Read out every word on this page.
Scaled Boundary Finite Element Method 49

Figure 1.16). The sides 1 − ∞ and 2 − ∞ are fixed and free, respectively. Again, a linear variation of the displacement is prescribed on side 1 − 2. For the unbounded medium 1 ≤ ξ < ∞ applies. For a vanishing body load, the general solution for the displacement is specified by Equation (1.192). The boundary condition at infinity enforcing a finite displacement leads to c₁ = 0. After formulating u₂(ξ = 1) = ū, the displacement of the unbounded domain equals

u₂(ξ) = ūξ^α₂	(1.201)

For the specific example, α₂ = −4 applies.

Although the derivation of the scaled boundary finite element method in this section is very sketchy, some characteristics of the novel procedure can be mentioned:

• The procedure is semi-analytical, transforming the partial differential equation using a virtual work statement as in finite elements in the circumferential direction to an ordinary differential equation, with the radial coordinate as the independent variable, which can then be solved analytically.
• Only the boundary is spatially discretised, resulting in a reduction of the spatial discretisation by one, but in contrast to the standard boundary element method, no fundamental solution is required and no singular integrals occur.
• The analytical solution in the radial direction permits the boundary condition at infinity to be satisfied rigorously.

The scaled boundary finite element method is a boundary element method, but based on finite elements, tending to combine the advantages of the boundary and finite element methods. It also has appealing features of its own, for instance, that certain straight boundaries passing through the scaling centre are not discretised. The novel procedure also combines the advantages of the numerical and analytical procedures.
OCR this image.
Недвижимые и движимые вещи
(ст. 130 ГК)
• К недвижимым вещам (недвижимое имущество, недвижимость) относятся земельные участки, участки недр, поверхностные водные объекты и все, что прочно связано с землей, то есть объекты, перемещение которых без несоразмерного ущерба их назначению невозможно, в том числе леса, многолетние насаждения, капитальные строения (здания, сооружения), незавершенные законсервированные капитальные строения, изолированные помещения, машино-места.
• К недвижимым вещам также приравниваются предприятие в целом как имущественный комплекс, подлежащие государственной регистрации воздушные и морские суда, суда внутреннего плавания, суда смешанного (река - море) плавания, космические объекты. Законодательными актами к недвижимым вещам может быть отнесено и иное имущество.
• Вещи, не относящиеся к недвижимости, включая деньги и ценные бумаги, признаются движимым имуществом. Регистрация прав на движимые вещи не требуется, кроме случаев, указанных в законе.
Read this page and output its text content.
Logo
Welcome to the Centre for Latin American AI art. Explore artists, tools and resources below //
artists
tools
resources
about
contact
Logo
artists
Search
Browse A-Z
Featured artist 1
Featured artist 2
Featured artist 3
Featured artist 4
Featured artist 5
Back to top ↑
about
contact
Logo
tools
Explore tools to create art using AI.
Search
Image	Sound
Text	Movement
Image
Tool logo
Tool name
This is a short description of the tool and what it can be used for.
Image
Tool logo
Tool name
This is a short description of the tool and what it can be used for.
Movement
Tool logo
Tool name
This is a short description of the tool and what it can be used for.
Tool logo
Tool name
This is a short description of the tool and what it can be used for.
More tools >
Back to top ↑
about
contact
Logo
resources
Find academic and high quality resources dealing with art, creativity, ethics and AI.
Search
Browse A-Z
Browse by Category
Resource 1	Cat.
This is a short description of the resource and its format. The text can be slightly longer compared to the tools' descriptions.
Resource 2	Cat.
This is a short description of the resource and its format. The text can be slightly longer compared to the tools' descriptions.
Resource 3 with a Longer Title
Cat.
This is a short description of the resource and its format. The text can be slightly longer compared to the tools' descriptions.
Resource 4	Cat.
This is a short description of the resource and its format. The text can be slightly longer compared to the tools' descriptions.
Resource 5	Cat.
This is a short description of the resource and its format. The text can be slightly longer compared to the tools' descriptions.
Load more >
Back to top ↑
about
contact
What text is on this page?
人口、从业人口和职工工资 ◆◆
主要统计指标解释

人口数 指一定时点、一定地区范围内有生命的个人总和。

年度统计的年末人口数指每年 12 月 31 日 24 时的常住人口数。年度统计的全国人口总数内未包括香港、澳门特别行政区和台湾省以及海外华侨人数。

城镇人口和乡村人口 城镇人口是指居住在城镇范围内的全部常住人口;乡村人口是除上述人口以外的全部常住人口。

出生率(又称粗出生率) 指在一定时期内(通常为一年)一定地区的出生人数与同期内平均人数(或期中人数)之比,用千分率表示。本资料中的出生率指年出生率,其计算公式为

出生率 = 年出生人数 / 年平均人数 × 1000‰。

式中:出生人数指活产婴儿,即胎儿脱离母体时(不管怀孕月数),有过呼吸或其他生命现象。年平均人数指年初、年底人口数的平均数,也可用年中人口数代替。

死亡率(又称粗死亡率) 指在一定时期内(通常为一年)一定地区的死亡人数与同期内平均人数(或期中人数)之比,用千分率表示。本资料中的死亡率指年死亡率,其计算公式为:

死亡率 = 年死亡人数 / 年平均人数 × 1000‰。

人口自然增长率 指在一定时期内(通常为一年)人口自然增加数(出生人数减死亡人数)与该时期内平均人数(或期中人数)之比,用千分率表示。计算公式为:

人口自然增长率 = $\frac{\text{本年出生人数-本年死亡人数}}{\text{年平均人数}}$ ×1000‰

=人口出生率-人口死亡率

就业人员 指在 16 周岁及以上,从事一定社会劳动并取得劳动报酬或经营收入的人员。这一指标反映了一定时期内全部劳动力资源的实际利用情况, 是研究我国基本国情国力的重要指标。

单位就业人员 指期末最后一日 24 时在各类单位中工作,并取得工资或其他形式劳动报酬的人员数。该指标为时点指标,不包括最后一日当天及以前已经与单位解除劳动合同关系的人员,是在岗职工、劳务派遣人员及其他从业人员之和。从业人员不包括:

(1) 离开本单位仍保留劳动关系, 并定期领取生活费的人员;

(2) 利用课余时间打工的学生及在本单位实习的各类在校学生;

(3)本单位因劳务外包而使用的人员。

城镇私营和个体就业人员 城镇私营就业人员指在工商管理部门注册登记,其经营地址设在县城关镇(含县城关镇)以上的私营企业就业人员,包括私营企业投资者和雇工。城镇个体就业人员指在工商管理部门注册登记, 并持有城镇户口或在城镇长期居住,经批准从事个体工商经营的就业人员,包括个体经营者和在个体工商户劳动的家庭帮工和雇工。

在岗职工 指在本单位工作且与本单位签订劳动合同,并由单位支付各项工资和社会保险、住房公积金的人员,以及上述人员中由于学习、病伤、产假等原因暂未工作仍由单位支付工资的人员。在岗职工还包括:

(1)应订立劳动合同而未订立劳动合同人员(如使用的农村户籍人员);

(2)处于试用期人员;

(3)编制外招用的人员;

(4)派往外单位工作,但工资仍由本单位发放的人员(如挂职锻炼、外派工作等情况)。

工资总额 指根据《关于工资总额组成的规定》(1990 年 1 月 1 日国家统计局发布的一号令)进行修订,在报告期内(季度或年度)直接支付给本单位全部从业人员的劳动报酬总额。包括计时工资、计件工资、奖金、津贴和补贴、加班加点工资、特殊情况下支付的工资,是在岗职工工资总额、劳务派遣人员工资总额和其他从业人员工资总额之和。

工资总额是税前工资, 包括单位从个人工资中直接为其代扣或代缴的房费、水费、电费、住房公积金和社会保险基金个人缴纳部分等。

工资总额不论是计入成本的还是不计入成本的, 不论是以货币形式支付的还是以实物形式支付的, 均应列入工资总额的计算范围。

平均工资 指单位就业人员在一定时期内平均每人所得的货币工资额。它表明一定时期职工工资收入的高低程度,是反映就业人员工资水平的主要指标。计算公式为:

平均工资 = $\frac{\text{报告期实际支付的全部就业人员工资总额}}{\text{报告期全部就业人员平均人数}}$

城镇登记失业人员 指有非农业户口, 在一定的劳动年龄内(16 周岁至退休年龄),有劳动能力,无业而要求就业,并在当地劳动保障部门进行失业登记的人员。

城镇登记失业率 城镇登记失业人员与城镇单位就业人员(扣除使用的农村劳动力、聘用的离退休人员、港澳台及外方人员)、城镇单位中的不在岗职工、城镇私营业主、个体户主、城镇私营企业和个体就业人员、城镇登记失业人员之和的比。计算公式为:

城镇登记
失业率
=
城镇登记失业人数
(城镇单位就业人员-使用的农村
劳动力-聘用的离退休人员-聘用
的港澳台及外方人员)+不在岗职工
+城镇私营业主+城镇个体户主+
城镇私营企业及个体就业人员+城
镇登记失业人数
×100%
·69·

▸ **What you need to do**: Gather every line from the entries above where the word "novel" appears, and copy them.

▸ **Exercise solution**:
Although the derivation of the scaled boundary finite element method in this section is very sketchy, some characteristics of the novel procedure can be mentioned:
The scaled boundary finite element method is a boundary element method, but based on finite elements, tending to combine the advantages of the boundary and finite element methods. It also has appealing features of its own, for instance, that certain straight boundaries passing through the scaling centre are not discretised. The novel procedure also combines the advantages of the numerical and analytical procedures.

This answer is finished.